Task goal
Output every entry exactly as written, skipping any pictures.

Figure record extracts
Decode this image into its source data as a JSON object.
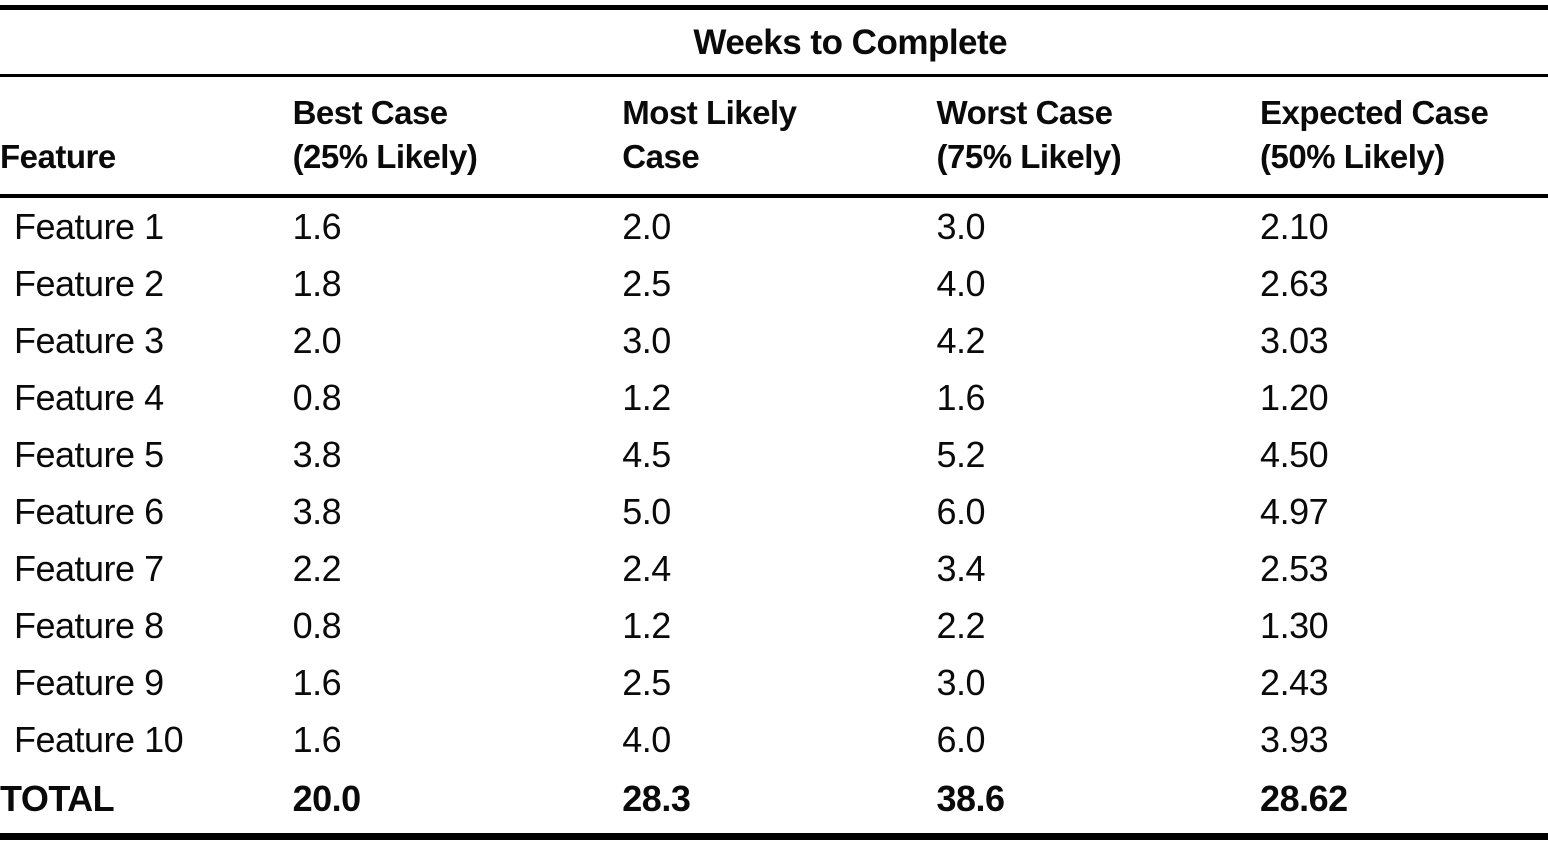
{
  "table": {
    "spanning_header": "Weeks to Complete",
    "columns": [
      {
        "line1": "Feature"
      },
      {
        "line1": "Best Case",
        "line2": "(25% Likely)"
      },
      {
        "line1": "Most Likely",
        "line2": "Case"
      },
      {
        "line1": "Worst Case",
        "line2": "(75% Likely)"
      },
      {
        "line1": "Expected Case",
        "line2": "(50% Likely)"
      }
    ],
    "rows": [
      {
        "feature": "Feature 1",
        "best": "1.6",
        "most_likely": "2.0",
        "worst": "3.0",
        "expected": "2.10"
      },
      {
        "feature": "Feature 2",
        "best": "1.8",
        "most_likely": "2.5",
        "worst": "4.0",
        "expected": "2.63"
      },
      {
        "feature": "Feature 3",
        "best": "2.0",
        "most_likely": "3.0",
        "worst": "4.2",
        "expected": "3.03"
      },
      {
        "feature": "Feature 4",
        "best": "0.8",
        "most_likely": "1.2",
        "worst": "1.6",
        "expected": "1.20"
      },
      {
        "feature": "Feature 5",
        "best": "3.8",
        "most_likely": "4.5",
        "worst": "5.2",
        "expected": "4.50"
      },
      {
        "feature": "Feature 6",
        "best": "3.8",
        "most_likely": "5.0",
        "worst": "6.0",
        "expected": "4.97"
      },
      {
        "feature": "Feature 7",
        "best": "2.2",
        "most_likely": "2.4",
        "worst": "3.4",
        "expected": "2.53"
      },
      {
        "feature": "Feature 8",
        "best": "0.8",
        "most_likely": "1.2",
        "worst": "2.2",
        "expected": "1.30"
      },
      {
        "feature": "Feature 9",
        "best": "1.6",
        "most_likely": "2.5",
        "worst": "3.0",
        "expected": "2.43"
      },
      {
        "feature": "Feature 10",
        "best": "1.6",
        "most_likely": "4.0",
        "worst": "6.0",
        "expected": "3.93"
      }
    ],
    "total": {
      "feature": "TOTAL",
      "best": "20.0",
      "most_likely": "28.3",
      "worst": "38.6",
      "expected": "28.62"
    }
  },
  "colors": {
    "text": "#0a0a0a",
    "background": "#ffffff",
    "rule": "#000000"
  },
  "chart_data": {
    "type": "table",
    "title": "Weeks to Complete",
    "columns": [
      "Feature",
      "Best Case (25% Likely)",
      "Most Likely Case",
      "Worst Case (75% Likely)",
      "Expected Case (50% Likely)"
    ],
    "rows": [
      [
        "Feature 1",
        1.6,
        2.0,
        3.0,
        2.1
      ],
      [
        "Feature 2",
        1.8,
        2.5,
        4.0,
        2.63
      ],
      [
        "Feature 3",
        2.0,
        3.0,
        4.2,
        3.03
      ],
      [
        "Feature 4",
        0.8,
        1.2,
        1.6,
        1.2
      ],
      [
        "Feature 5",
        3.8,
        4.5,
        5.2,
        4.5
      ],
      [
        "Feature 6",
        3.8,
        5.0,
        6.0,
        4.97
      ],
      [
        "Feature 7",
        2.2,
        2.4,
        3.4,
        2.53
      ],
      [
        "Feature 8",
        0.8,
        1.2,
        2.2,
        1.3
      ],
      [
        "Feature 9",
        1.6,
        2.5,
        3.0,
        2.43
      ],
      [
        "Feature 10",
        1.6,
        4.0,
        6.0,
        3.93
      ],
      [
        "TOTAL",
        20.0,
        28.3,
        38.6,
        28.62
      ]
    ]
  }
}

The solution
Decode this image into its source data as a JSON object.
{
  "table": {
    "spanning_header": "Weeks to Complete",
    "columns": [
      {
        "line1": "Feature"
      },
      {
        "line1": "Best Case",
        "line2": "(25% Likely)"
      },
      {
        "line1": "Most Likely",
        "line2": "Case"
      },
      {
        "line1": "Worst Case",
        "line2": "(75% Likely)"
      },
      {
        "line1": "Expected Case",
        "line2": "(50% Likely)"
      }
    ],
    "rows": [
      {
        "feature": "Feature 1",
        "best": "1.6",
        "most_likely": "2.0",
        "worst": "3.0",
        "expected": "2.10"
      },
      {
        "feature": "Feature 2",
        "best": "1.8",
        "most_likely": "2.5",
        "worst": "4.0",
        "expected": "2.63"
      },
      {
        "feature": "Feature 3",
        "best": "2.0",
        "most_likely": "3.0",
        "worst": "4.2",
        "expected": "3.03"
      },
      {
        "feature": "Feature 4",
        "best": "0.8",
        "most_likely": "1.2",
        "worst": "1.6",
        "expected": "1.20"
      },
      {
        "feature": "Feature 5",
        "best": "3.8",
        "most_likely": "4.5",
        "worst": "5.2",
        "expected": "4.50"
      },
      {
        "feature": "Feature 6",
        "best": "3.8",
        "most_likely": "5.0",
        "worst": "6.0",
        "expected": "4.97"
      },
      {
        "feature": "Feature 7",
        "best": "2.2",
        "most_likely": "2.4",
        "worst": "3.4",
        "expected": "2.53"
      },
      {
        "feature": "Feature 8",
        "best": "0.8",
        "most_likely": "1.2",
        "worst": "2.2",
        "expected": "1.30"
      },
      {
        "feature": "Feature 9",
        "best": "1.6",
        "most_likely": "2.5",
        "worst": "3.0",
        "expected": "2.43"
      },
      {
        "feature": "Feature 10",
        "best": "1.6",
        "most_likely": "4.0",
        "worst": "6.0",
        "expected": "3.93"
      }
    ],
    "total": {
      "feature": "TOTAL",
      "best": "20.0",
      "most_likely": "28.3",
      "worst": "38.6",
      "expected": "28.62"
    }
  },
  "colors": {
    "text": "#0a0a0a",
    "background": "#ffffff",
    "rule": "#000000"
  },
  "chart_data": {
    "type": "table",
    "title": "Weeks to Complete",
    "columns": [
      "Feature",
      "Best Case (25% Likely)",
      "Most Likely Case",
      "Worst Case (75% Likely)",
      "Expected Case (50% Likely)"
    ],
    "rows": [
      [
        "Feature 1",
        1.6,
        2.0,
        3.0,
        2.1
      ],
      [
        "Feature 2",
        1.8,
        2.5,
        4.0,
        2.63
      ],
      [
        "Feature 3",
        2.0,
        3.0,
        4.2,
        3.03
      ],
      [
        "Feature 4",
        0.8,
        1.2,
        1.6,
        1.2
      ],
      [
        "Feature 5",
        3.8,
        4.5,
        5.2,
        4.5
      ],
      [
        "Feature 6",
        3.8,
        5.0,
        6.0,
        4.97
      ],
      [
        "Feature 7",
        2.2,
        2.4,
        3.4,
        2.53
      ],
      [
        "Feature 8",
        0.8,
        1.2,
        2.2,
        1.3
      ],
      [
        "Feature 9",
        1.6,
        2.5,
        3.0,
        2.43
      ],
      [
        "Feature 10",
        1.6,
        4.0,
        6.0,
        3.93
      ],
      [
        "TOTAL",
        20.0,
        28.3,
        38.6,
        28.62
      ]
    ]
  }
}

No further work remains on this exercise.